_Goal:_ Draw out every line with the word "ylabel" from the listing below.

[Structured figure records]

----

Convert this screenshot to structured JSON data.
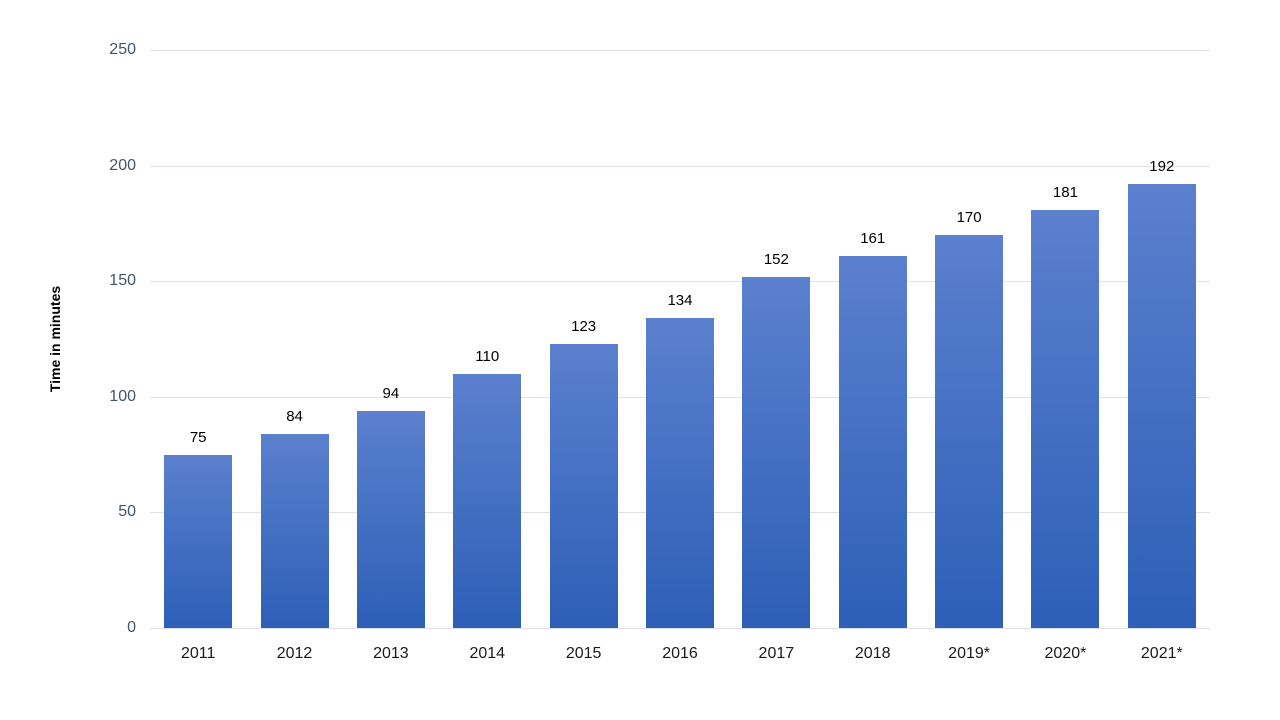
{
  "chart_data": {
    "type": "bar",
    "title": "",
    "xlabel": "",
    "ylabel": "Time in minutes",
    "categories": [
      "2011",
      "2012",
      "2013",
      "2014",
      "2015",
      "2016",
      "2017",
      "2018",
      "2019*",
      "2020*",
      "2021*"
    ],
    "values": [
      75,
      84,
      94,
      110,
      123,
      134,
      152,
      161,
      170,
      181,
      192
    ],
    "ylim": [
      0,
      250
    ],
    "yticks": [
      0,
      50,
      100,
      150,
      200,
      250
    ],
    "grid": "horizontal",
    "legend": "none",
    "colors": {
      "bar_gradient_top": "#5b80ce",
      "bar_gradient_bottom": "#2d5fb7",
      "gridline": "#dde2ea",
      "y_tick_label": "#44546a",
      "x_tick_label": "#1a1a1a",
      "value_label": "#000000",
      "background": "#ffffff"
    }
  }
}
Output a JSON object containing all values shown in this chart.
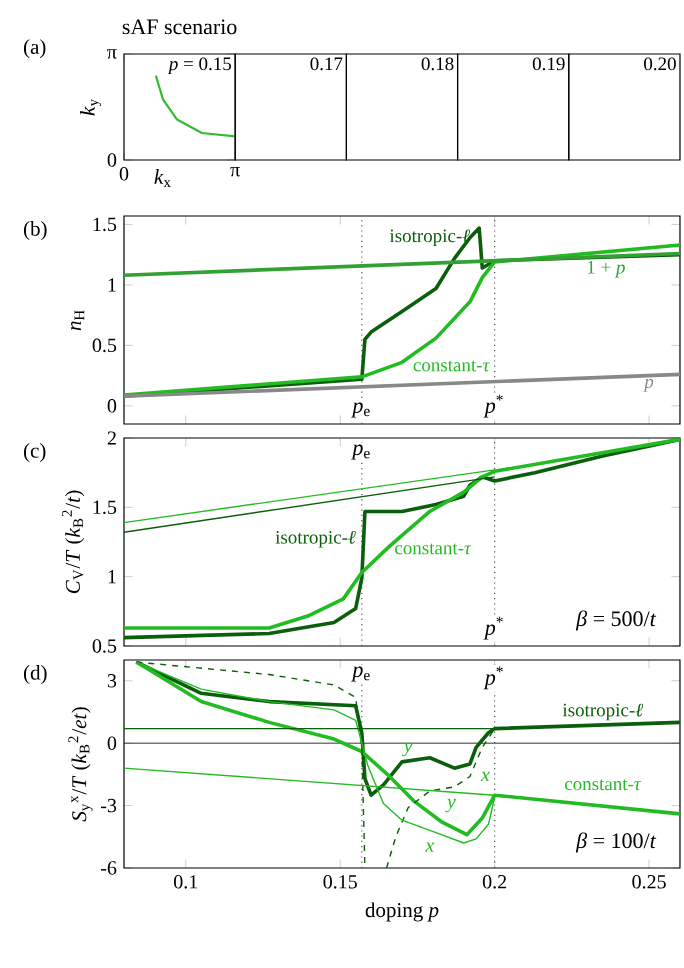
{
  "chart_data": [
    {
      "type": "line",
      "xlabel": "*k*$_{x}$",
      "ylabel": "*k*$_{y}$",
      "xlim": [
        0,
        3.1416
      ],
      "xticks": [
        {
          "value": 0,
          "label": "0"
        },
        {
          "value": 3.1416,
          "label": "π"
        }
      ],
      "ylim": [
        0,
        3.1416
      ],
      "yticks": [
        {
          "value": 0,
          "label": "0"
        },
        {
          "value": 3.1416,
          "label": "π"
        }
      ],
      "series": [
        {
          "color": "#33bb33",
          "x": [
            0.9,
            1.1,
            1.5,
            2.2,
            3.14
          ],
          "values": [
            2.5,
            1.8,
            1.2,
            0.8,
            0.7
          ]
        }
      ],
      "title": "sAF scenario",
      "annotations": [
        "(a)",
        "*p* = 0.15",
        "0.17",
        "0.18",
        "0.19",
        "0.20"
      ]
    },
    {
      "type": "line",
      "ylabel": "*n*$_{H}$",
      "xlim": [
        0.08,
        0.26
      ],
      "xticks": [
        0.1,
        0.15,
        0.2,
        0.25
      ],
      "ylim": [
        -0.15,
        1.57
      ],
      "yticks": [
        0,
        0.5,
        1,
        1.5
      ],
      "tick_labels": "y",
      "series": [
        {
          "name": "isotropic-*ℓ*",
          "color": "#0b5e0b",
          "x": [
            0.08,
            0.157,
            0.158,
            0.16,
            0.17,
            0.181,
            0.187,
            0.192,
            0.195,
            0.196,
            0.2,
            0.26
          ],
          "values": [
            0.08,
            0.22,
            0.55,
            0.61,
            0.78,
            0.97,
            1.22,
            1.39,
            1.47,
            1.14,
            1.2,
            1.25
          ]
        },
        {
          "name": "constant-*τ*",
          "color": "#22bb22",
          "x": [
            0.08,
            0.157,
            0.17,
            0.181,
            0.192,
            0.196,
            0.2,
            0.26
          ],
          "values": [
            0.09,
            0.24,
            0.36,
            0.56,
            0.86,
            1.06,
            1.19,
            1.33
          ]
        },
        {
          "name": "1 + *p*",
          "color": "#33a033",
          "x": [
            0.08,
            0.26
          ],
          "values": [
            1.08,
            1.26
          ]
        },
        {
          "name": "*p*",
          "color": "#888888",
          "x": [
            0.08,
            0.26
          ],
          "values": [
            0.08,
            0.26
          ]
        }
      ],
      "ref_lines": [
        {
          "axis": "x",
          "value": 0.157,
          "label": "*p*$_{e}$",
          "color": "#555555",
          "line_style": "dotted"
        },
        {
          "axis": "x",
          "value": 0.2,
          "label": "*p*$^{*}$",
          "color": "#555555",
          "line_style": "dotted"
        }
      ],
      "annotations": [
        "(b)"
      ]
    },
    {
      "type": "line",
      "ylabel": "*C*$_{V}$/*T* (*k*$_{B}$$^{2}$/*t*)",
      "xlim": [
        0.08,
        0.26
      ],
      "xticks": [
        0.1,
        0.15,
        0.2,
        0.25
      ],
      "ylim": [
        0.5,
        2
      ],
      "yticks": [
        0.5,
        1,
        1.5,
        2
      ],
      "tick_labels": "y",
      "series": [
        {
          "name": "isotropic-*ℓ*",
          "color": "#0b5e0b",
          "x": [
            0.08,
            0.127,
            0.148,
            0.155,
            0.157,
            0.158,
            0.17,
            0.181,
            0.19,
            0.192,
            0.196,
            0.2,
            0.213,
            0.235,
            0.26
          ],
          "values": [
            0.56,
            0.59,
            0.67,
            0.77,
            0.99,
            1.47,
            1.47,
            1.52,
            1.58,
            1.66,
            1.72,
            1.69,
            1.75,
            1.87,
            1.99
          ]
        },
        {
          "name": "constant-*τ*",
          "color": "#22bb22",
          "x": [
            0.08,
            0.127,
            0.14,
            0.151,
            0.157,
            0.166,
            0.179,
            0.19,
            0.196,
            0.2,
            0.26
          ],
          "values": [
            0.63,
            0.63,
            0.72,
            0.84,
            1.03,
            1.22,
            1.47,
            1.61,
            1.72,
            1.76,
            1.99
          ]
        },
        {
          "color": "#22bb22",
          "x": [
            0.08,
            0.2
          ],
          "values": [
            1.39,
            1.77
          ]
        },
        {
          "color": "#0b5e0b",
          "x": [
            0.08,
            0.2
          ],
          "values": [
            1.32,
            1.72
          ]
        }
      ],
      "ref_lines": [
        {
          "axis": "x",
          "value": 0.157,
          "label": "*p*$_{e}$",
          "color": "#555555",
          "line_style": "dotted"
        },
        {
          "axis": "x",
          "value": 0.2,
          "label": "*p*$^{*}$",
          "color": "#555555",
          "line_style": "dotted"
        }
      ],
      "annotations": [
        "(c)",
        "*β* = 500/*t*"
      ]
    },
    {
      "type": "line",
      "xlabel": "doping *p*",
      "ylabel": "*S*$_{y}$$^{x}$/*T* (*k*$_{B}$$^{2}$/*et*)",
      "xlim": [
        0.08,
        0.26
      ],
      "xticks": [
        0.1,
        0.15,
        0.2,
        0.25
      ],
      "ylim": [
        -6,
        4
      ],
      "yticks": [
        -6,
        -3,
        0,
        3
      ],
      "series": [
        {
          "name": "isotropic-*ℓ*",
          "color": "#0b5e0b",
          "x": [
            0.084,
            0.105,
            0.127,
            0.155,
            0.157,
            0.158,
            0.16,
            0.164,
            0.17,
            0.179,
            0.187,
            0.192,
            0.194,
            0.198,
            0.2,
            0.26
          ],
          "values": [
            3.9,
            2.4,
            2.0,
            1.8,
            0.5,
            -1.7,
            -2.5,
            -2.0,
            -0.9,
            -0.7,
            -1.2,
            -1.0,
            -0.2,
            0.5,
            0.7,
            1.0
          ]
        },
        {
          "name": "constant-*τ*",
          "color": "#22bb22",
          "x": [
            0.084,
            0.105,
            0.127,
            0.148,
            0.157,
            0.166,
            0.174,
            0.183,
            0.191,
            0.196,
            0.2,
            0.26
          ],
          "values": [
            3.9,
            2.0,
            1.0,
            0.2,
            -0.4,
            -1.6,
            -2.8,
            -3.8,
            -4.4,
            -3.6,
            -2.5,
            -3.4
          ]
        },
        {
          "color": "#0b5e0b",
          "line_style": "dashed",
          "x": [
            0.084,
            0.127,
            0.148,
            0.155,
            0.157,
            0.158,
            0.159,
            0.165,
            0.168,
            0.172,
            0.179,
            0.187,
            0.192,
            0.196,
            0.2
          ],
          "values": [
            3.9,
            3.3,
            2.8,
            2.2,
            -0.2,
            -6,
            null,
            -6,
            -4.5,
            -3.1,
            -2.3,
            -2.1,
            -1.6,
            -0.2,
            0.7
          ]
        },
        {
          "color": "#22bb22",
          "x": [
            0.084,
            0.105,
            0.127,
            0.148,
            0.155,
            0.159,
            0.164,
            0.17,
            0.181,
            0.19,
            0.194,
            0.198,
            0.2
          ],
          "values": [
            3.9,
            2.6,
            2.0,
            1.6,
            1.1,
            -1.1,
            -2.9,
            -3.7,
            -4.3,
            -4.8,
            -4.6,
            -3.9,
            -2.6
          ]
        },
        {
          "color": "#22bb22",
          "x": [
            0.08,
            0.2
          ],
          "values": [
            -1.2,
            -2.5
          ]
        },
        {
          "color": "#0b5e0b",
          "x": [
            0.08,
            0.2
          ],
          "values": [
            0.7,
            0.7
          ]
        }
      ],
      "ref_lines": [
        {
          "axis": "x",
          "value": 0.157,
          "label": "*p*$_{e}$",
          "color": "#555555",
          "line_style": "dotted"
        },
        {
          "axis": "x",
          "value": 0.2,
          "label": "*p*$^{*}$",
          "color": "#555555",
          "line_style": "dotted"
        },
        {
          "axis": "y",
          "value": 0,
          "color": "#333333",
          "line_style": "solid"
        }
      ],
      "annotations": [
        "(d)",
        "*β* = 100/*t*",
        {
          "text": "*y*",
          "x": 0.172,
          "y": -0.3
        },
        {
          "text": "*x*",
          "x": 0.197,
          "y": -1.6
        },
        "*y*",
        "*x*"
      ]
    }
  ]
}
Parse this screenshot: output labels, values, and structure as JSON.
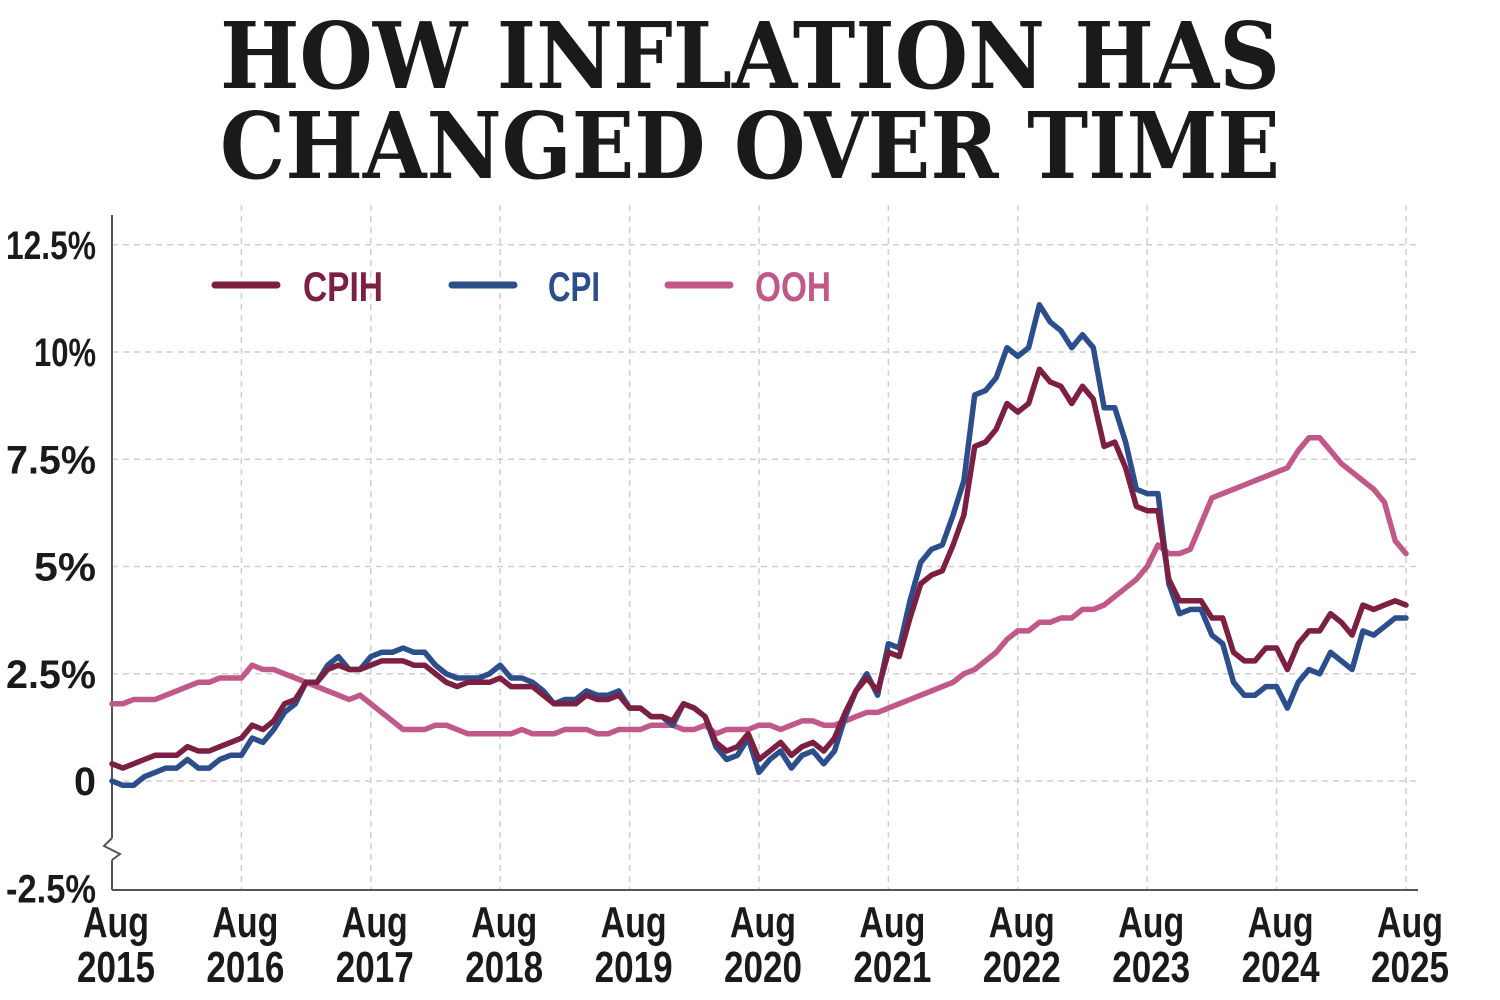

----

_Response to the task:_
    "ylabel": "Time in minutes",
      "ylabel": "*k*$_{y}$",
      "ylabel": "*n*$_{H}$",
      "ylabel": "*C*$_{V}$/*T* (*k*$_{B}$$^{2}$/*t*)",
      "ylabel": "*S*$_{y}$$^{x}$/*T* (*k*$_{B}$$^{2}$/*et*)",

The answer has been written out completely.